| WHAT YOU SHOULD DO |
Determine how many lines in the entries below include "ευρεσιτεχνίας". The reply should be that number and nothing else.

Entries from a dataset:
— Start —

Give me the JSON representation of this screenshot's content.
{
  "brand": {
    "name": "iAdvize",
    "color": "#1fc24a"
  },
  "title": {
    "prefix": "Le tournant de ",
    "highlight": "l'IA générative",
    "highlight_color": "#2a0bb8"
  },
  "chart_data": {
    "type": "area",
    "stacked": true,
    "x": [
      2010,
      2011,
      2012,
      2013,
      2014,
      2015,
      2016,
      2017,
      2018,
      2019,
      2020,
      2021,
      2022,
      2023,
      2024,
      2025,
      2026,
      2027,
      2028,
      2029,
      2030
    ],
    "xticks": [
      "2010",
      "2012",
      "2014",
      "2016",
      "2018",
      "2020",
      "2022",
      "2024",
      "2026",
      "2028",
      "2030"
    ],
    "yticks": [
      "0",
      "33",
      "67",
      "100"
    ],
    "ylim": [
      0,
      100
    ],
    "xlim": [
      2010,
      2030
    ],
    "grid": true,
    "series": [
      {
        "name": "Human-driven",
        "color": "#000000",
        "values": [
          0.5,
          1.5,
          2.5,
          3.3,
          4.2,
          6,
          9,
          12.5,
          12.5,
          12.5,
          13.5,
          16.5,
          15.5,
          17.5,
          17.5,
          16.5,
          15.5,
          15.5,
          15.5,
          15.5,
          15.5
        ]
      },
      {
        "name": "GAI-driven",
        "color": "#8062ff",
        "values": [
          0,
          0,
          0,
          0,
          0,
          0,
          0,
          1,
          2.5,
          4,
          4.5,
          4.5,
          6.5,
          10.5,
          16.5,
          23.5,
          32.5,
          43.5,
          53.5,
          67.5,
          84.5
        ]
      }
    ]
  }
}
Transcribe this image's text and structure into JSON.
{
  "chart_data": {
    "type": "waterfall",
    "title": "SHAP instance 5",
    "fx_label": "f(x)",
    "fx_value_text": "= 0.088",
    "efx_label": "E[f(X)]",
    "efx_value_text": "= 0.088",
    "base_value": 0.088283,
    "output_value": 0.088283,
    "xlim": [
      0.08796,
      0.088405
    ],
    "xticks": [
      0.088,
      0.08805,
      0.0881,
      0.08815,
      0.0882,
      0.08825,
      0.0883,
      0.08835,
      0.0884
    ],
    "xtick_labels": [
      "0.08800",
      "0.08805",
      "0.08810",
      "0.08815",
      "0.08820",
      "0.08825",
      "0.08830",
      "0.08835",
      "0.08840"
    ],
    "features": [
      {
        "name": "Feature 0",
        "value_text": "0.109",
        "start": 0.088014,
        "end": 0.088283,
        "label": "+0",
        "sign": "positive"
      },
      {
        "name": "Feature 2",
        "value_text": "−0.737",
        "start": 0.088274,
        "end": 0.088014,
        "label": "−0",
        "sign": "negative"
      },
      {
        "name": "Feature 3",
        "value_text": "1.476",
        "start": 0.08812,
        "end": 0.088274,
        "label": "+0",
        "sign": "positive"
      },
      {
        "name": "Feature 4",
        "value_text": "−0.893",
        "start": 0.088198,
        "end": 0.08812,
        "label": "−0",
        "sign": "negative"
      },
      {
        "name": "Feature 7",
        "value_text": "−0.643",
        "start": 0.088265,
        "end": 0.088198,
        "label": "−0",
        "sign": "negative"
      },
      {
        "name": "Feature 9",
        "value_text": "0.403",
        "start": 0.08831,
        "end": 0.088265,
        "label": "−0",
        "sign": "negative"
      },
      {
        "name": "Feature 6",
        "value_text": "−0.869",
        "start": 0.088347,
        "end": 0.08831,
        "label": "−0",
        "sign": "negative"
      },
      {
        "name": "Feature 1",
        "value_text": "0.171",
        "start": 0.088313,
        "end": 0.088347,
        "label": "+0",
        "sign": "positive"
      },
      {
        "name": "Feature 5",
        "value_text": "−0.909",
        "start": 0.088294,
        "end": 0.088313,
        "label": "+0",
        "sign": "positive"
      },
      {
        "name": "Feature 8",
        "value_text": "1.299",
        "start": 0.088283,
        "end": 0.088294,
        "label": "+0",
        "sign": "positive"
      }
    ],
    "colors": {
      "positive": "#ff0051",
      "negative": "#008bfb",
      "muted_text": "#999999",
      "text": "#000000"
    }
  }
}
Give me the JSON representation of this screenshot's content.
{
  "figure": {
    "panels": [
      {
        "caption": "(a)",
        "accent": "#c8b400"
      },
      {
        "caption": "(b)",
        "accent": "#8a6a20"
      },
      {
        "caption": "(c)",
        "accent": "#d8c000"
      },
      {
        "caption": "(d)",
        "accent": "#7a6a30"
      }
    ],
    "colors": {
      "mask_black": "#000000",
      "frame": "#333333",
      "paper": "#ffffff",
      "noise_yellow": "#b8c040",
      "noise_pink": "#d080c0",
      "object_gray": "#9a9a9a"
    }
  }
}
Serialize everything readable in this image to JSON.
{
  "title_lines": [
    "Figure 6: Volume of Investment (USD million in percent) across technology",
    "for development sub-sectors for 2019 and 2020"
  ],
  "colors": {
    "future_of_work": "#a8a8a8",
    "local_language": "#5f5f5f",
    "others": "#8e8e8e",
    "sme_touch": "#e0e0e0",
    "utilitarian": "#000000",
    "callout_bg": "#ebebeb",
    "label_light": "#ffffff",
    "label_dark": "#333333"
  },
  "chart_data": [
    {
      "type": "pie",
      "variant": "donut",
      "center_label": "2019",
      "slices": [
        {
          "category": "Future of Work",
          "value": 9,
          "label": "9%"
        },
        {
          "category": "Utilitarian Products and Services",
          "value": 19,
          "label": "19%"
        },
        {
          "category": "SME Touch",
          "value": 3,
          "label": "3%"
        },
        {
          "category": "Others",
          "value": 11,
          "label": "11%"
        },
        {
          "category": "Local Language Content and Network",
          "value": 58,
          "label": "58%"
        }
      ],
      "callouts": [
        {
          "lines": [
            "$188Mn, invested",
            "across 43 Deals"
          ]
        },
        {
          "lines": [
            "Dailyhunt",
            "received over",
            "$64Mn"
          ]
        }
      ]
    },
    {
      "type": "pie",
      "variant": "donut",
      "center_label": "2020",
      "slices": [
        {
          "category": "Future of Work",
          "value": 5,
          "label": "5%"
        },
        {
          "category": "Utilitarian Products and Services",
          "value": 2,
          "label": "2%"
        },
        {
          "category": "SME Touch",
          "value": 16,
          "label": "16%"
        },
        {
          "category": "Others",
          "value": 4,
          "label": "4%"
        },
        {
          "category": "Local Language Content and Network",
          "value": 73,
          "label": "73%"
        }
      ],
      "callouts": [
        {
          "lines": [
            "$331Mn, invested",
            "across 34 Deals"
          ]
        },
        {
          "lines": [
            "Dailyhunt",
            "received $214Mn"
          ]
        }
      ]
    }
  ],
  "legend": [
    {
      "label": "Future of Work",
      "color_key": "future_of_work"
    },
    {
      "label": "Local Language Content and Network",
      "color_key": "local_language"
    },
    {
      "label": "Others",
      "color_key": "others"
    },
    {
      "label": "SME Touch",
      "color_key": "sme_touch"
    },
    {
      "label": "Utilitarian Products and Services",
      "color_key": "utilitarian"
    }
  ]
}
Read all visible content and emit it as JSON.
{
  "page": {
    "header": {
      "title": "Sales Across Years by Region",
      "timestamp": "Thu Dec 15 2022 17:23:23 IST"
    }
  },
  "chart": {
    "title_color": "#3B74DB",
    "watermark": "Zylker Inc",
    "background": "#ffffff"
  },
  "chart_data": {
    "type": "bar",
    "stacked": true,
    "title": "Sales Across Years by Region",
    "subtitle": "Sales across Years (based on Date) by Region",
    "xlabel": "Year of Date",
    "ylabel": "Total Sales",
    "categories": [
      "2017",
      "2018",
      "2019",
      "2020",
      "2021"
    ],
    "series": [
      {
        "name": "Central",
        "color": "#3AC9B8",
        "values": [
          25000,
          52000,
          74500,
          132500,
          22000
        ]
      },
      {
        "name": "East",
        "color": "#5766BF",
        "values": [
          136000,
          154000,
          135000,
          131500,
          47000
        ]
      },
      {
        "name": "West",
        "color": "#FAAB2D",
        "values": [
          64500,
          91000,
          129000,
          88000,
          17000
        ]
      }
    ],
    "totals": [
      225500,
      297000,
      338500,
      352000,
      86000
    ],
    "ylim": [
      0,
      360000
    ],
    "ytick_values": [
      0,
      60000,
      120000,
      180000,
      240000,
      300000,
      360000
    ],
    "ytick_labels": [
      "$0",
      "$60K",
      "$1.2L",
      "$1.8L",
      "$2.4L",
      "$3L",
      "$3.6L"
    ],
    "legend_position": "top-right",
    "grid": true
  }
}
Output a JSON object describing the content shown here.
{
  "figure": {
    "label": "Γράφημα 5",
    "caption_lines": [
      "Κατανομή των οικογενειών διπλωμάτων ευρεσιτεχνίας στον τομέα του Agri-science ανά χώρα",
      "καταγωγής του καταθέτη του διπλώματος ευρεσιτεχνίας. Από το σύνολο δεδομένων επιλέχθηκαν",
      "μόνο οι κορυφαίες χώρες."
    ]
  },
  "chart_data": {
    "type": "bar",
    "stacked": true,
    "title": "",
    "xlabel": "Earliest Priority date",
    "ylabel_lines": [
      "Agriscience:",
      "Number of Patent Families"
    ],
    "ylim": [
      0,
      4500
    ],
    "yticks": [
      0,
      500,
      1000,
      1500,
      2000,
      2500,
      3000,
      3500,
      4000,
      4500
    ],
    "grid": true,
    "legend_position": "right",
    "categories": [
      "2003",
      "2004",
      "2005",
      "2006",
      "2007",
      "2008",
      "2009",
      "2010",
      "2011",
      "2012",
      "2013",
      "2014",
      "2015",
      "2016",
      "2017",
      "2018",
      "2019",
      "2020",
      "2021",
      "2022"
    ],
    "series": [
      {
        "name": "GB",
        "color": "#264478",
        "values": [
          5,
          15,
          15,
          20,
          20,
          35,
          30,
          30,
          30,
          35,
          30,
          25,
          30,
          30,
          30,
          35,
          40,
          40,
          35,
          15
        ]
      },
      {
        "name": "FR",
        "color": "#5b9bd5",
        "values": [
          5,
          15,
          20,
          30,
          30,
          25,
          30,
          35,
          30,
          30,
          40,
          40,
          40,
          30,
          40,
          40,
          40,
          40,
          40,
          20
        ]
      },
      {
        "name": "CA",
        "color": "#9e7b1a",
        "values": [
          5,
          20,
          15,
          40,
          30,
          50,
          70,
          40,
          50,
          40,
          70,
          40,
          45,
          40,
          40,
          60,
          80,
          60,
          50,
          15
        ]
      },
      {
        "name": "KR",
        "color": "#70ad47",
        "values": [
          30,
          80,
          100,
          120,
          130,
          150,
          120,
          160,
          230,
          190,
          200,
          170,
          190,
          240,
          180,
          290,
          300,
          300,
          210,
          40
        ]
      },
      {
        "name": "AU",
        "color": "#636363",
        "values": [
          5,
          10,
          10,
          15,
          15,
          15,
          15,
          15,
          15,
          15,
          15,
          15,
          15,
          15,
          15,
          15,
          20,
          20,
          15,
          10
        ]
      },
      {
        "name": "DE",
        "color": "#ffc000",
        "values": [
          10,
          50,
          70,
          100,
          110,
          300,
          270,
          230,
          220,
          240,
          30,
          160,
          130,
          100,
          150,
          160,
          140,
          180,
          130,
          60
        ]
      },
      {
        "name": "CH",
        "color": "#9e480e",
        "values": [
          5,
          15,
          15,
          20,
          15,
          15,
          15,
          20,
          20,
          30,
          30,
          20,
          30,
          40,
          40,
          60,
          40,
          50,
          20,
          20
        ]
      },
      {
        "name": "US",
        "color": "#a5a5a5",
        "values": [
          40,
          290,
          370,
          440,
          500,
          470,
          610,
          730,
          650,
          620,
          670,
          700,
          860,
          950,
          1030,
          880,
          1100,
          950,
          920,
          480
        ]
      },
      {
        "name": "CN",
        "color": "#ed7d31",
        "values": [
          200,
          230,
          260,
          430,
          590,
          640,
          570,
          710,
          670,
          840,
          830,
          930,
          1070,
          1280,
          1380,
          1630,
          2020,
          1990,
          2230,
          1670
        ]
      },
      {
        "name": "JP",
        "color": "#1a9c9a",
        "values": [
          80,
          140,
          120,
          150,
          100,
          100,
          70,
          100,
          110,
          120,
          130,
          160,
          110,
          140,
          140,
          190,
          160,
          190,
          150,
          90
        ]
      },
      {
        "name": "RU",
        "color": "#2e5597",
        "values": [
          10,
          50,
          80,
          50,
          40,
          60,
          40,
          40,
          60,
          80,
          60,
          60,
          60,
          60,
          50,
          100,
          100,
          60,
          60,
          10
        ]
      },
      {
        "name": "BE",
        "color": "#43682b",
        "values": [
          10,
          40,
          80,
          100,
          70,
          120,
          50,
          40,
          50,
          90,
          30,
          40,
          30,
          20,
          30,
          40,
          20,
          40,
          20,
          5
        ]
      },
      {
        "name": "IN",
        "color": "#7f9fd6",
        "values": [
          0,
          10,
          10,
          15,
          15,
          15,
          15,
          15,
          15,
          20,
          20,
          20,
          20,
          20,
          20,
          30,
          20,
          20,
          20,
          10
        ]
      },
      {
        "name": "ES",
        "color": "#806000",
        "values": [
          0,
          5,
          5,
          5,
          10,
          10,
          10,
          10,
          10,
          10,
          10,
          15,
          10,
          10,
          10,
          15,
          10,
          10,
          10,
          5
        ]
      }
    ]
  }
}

— End —

| WRITTEN SOLUTION |
2